Repeat precisely, and only, the lines between the line containing "Transcribe the text in this document." and the end of the listing below, both ends included.
----- Entries supplied -----
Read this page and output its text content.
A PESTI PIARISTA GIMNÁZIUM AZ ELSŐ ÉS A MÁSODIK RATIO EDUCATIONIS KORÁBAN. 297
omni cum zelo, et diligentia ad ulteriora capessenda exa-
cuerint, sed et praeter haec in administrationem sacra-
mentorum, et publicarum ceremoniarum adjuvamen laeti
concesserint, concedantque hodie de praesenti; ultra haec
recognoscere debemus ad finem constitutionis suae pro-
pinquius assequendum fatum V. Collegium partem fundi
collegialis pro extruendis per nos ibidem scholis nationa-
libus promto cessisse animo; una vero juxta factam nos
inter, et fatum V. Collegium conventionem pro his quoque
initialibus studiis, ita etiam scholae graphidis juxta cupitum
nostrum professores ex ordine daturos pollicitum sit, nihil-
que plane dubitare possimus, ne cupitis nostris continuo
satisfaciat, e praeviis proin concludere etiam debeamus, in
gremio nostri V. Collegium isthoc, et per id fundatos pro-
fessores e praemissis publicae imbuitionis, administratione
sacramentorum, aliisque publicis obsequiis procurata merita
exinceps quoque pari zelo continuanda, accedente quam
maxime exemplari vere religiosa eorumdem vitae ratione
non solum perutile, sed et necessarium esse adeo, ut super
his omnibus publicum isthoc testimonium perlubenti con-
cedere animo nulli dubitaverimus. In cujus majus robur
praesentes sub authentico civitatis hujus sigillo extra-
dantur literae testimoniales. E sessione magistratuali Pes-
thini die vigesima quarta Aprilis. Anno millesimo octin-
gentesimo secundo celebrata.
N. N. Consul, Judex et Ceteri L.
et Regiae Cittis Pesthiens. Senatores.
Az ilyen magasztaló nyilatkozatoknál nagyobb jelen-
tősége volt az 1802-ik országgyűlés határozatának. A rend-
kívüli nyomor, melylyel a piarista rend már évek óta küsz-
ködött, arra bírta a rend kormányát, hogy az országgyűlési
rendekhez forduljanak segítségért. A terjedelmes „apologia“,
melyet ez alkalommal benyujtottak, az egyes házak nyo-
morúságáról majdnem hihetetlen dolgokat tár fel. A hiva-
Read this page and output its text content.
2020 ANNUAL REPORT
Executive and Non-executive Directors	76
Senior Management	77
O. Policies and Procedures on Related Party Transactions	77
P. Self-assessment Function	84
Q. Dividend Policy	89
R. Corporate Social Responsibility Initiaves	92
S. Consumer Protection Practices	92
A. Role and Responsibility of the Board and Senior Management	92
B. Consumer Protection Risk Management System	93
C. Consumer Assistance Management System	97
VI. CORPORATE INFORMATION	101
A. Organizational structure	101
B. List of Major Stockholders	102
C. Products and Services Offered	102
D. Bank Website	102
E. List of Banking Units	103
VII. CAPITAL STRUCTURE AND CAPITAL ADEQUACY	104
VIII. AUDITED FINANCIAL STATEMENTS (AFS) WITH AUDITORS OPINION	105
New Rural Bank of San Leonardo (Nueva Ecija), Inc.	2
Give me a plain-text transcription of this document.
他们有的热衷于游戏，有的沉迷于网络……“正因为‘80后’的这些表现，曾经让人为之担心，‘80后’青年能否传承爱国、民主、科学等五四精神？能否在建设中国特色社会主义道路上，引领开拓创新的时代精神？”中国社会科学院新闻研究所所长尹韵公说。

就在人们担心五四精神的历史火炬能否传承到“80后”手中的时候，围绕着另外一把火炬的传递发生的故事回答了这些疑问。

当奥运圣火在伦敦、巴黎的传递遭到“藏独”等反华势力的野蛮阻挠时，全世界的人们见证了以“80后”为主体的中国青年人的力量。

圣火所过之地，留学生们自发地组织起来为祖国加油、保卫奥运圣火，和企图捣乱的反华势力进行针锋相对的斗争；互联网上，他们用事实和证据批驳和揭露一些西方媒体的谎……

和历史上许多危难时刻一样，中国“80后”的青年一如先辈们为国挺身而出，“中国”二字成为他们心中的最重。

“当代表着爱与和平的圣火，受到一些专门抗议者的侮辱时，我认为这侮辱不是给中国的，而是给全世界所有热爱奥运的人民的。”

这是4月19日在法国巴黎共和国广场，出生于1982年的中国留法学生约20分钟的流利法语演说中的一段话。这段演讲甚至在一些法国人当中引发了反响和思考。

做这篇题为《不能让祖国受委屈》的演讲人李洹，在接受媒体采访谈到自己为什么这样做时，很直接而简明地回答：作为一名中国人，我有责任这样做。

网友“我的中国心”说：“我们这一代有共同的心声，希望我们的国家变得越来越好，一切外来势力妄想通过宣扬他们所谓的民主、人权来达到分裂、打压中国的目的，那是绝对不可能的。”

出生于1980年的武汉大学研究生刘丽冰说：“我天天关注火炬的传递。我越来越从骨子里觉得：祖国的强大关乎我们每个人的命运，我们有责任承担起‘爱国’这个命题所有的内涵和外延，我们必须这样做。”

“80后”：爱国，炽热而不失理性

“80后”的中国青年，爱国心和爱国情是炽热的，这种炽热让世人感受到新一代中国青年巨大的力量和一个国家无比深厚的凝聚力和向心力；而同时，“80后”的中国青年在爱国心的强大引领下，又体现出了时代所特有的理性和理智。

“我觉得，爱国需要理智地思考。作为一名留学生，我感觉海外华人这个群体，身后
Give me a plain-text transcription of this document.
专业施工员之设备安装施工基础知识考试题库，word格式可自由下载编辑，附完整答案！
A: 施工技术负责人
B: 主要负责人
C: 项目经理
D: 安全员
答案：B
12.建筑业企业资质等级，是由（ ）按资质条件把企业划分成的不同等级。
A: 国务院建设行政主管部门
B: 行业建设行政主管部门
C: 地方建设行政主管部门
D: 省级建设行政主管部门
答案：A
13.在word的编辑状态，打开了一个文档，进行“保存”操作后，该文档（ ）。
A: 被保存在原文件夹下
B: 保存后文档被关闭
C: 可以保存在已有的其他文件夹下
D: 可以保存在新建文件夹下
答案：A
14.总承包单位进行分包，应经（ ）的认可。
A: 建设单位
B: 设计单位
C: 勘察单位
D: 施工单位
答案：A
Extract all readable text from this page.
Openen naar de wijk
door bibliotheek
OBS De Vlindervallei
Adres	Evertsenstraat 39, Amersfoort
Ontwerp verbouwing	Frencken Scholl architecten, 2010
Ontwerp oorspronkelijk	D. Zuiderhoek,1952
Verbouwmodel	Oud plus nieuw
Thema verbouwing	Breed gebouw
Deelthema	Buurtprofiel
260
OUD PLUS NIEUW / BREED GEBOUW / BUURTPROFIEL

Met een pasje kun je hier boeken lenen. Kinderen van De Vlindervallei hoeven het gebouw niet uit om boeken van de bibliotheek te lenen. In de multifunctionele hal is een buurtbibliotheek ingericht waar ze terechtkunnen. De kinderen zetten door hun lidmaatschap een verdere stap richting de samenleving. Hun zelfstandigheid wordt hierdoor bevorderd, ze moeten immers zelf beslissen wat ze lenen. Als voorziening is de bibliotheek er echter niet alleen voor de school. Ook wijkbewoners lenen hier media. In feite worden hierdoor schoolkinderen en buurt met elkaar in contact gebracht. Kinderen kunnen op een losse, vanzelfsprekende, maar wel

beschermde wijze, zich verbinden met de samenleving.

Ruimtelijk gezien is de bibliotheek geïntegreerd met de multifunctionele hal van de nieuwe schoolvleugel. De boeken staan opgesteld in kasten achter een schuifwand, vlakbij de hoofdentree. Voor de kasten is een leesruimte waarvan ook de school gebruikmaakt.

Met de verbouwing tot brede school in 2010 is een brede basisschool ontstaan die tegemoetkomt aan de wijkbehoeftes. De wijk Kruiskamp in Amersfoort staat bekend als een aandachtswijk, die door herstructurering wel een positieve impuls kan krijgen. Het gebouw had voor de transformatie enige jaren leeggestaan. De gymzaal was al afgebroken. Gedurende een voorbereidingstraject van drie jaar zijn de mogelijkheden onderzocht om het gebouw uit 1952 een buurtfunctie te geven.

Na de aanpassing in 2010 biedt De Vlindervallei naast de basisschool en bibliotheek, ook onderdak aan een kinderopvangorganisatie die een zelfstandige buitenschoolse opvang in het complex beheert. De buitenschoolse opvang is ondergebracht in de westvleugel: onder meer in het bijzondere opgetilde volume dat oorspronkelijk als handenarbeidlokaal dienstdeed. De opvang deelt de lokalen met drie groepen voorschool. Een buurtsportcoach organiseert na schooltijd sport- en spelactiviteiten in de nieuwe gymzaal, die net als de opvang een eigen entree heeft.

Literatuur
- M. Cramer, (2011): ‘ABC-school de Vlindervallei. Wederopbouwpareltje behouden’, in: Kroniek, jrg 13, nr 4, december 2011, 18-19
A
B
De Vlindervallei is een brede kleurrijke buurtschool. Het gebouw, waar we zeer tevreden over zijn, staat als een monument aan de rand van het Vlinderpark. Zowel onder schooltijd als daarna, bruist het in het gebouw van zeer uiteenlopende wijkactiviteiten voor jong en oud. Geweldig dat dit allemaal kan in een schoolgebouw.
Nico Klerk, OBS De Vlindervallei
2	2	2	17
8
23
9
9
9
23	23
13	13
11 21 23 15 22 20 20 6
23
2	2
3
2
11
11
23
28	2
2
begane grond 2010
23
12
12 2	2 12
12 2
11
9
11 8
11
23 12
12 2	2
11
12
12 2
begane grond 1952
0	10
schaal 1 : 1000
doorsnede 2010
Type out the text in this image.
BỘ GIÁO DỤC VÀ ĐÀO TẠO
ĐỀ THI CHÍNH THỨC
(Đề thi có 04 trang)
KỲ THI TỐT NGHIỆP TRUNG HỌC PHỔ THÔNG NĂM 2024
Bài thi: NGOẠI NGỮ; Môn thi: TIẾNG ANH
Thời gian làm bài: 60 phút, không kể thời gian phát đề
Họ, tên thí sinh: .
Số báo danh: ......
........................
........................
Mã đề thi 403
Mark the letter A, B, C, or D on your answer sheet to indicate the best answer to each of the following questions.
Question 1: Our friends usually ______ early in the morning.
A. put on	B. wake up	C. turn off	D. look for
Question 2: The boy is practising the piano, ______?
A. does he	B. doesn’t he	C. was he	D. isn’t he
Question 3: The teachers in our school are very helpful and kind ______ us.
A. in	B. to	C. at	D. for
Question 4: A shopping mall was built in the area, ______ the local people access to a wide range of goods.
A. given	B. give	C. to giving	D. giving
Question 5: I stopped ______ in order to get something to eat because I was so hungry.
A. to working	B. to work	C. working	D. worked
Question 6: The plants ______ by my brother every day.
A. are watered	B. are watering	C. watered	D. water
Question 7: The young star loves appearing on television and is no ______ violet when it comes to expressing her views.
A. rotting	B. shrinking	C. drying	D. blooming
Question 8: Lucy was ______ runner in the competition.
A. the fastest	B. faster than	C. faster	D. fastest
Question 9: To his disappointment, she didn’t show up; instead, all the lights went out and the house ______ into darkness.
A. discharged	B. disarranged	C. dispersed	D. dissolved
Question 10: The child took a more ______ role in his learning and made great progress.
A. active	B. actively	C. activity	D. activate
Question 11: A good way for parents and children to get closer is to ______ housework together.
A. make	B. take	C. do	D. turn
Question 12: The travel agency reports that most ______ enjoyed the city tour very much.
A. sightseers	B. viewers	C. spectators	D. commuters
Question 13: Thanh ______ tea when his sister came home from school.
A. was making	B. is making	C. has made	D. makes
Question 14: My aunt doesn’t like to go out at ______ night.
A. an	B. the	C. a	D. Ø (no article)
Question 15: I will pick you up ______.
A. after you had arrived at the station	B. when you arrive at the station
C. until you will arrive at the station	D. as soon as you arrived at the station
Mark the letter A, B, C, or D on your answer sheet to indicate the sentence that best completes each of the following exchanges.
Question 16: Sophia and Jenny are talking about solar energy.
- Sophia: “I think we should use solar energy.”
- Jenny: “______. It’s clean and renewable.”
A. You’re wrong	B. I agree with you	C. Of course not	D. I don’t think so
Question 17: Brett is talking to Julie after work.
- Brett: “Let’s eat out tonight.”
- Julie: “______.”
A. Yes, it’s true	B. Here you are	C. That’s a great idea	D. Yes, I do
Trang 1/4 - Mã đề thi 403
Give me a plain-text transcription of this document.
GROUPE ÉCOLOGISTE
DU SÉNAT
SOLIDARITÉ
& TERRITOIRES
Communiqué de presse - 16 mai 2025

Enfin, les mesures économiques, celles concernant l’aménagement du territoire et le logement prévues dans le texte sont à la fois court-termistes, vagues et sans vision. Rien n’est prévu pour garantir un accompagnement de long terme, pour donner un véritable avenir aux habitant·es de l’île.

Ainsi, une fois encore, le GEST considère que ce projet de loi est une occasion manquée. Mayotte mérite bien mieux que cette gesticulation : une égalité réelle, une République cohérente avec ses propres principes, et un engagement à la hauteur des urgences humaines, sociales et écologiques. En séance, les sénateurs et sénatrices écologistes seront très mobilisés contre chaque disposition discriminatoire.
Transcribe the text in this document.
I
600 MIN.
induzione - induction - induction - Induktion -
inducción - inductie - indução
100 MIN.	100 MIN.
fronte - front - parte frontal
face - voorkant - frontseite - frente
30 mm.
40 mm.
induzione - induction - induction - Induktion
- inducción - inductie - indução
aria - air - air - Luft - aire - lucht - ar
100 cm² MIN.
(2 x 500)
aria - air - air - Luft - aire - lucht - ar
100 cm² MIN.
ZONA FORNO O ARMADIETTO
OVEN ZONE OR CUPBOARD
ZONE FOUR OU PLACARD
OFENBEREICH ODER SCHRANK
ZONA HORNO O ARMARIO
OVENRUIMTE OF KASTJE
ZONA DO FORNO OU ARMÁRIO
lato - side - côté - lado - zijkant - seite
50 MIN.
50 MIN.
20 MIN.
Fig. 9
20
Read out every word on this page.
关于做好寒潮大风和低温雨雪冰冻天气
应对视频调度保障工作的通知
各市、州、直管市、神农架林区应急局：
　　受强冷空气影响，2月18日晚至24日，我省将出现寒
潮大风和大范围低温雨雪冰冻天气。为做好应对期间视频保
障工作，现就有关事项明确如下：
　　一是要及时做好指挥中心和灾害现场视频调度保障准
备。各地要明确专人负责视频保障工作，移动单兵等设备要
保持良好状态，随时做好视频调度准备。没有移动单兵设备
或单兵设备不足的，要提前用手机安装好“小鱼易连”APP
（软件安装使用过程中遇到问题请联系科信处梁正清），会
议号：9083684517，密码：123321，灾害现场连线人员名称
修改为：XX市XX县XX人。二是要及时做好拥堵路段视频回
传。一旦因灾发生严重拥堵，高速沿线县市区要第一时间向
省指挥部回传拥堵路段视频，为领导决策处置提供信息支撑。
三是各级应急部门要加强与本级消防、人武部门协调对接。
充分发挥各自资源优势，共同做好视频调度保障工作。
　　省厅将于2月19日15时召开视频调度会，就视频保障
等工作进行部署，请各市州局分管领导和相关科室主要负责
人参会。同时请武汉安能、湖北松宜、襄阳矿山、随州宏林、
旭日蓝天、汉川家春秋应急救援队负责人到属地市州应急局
-----
• Exercise solution:
Transcribe the text in this document.
I
600 MIN.
induzione - induction - induction - Induktion -
inducción - inductie - indução
100 MIN.	100 MIN.
fronte - front - parte frontal
face - voorkant - frontseite - frente
30 mm.
40 mm.
induzione - induction - induction - Induktion
- inducción - inductie - indução
aria - air - air - Luft - aire - lucht - ar
100 cm² MIN.
(2 x 500)
aria - air - air - Luft - aire - lucht - ar
100 cm² MIN.
ZONA FORNO O ARMADIETTO
OVEN ZONE OR CUPBOARD
ZONE FOUR OU PLACARD
OFENBEREICH ODER SCHRANK
ZONA HORNO O ARMARIO
OVENRUIMTE OF KASTJE
ZONA DO FORNO OU ARMÁRIO
lato - side - côté - lado - zijkant - seite
50 MIN.
50 MIN.
20 MIN.
Fig. 9
20
Read out every word on this page.
关于做好寒潮大风和低温雨雪冰冻天气
应对视频调度保障工作的通知
各市、州、直管市、神农架林区应急局：
　　受强冷空气影响，2月18日晚至24日，我省将出现寒
潮大风和大范围低温雨雪冰冻天气。为做好应对期间视频保
障工作，现就有关事项明确如下：
　　一是要及时做好指挥中心和灾害现场视频调度保障准
备。各地要明确专人负责视频保障工作，移动单兵等设备要
保持良好状态，随时做好视频调度准备。没有移动单兵设备
或单兵设备不足的，要提前用手机安装好“小鱼易连”APP
（软件安装使用过程中遇到问题请联系科信处梁正清），会
议号：9083684517，密码：123321，灾害现场连线人员名称
修改为：XX市XX县XX人。二是要及时做好拥堵路段视频回
传。一旦因灾发生严重拥堵，高速沿线县市区要第一时间向
省指挥部回传拥堵路段视频，为领导决策处置提供信息支撑。
三是各级应急部门要加强与本级消防、人武部门协调对接。
充分发挥各自资源优势，共同做好视频调度保障工作。
　　省厅将于2月19日15时召开视频调度会，就视频保障
等工作进行部署，请各市州局分管领导和相关科室主要负责
人参会。同时请武汉安能、湖北松宜、襄阳矿山、随州宏林、
旭日蓝天、汉川家春秋应急救援队负责人到属地市州应急局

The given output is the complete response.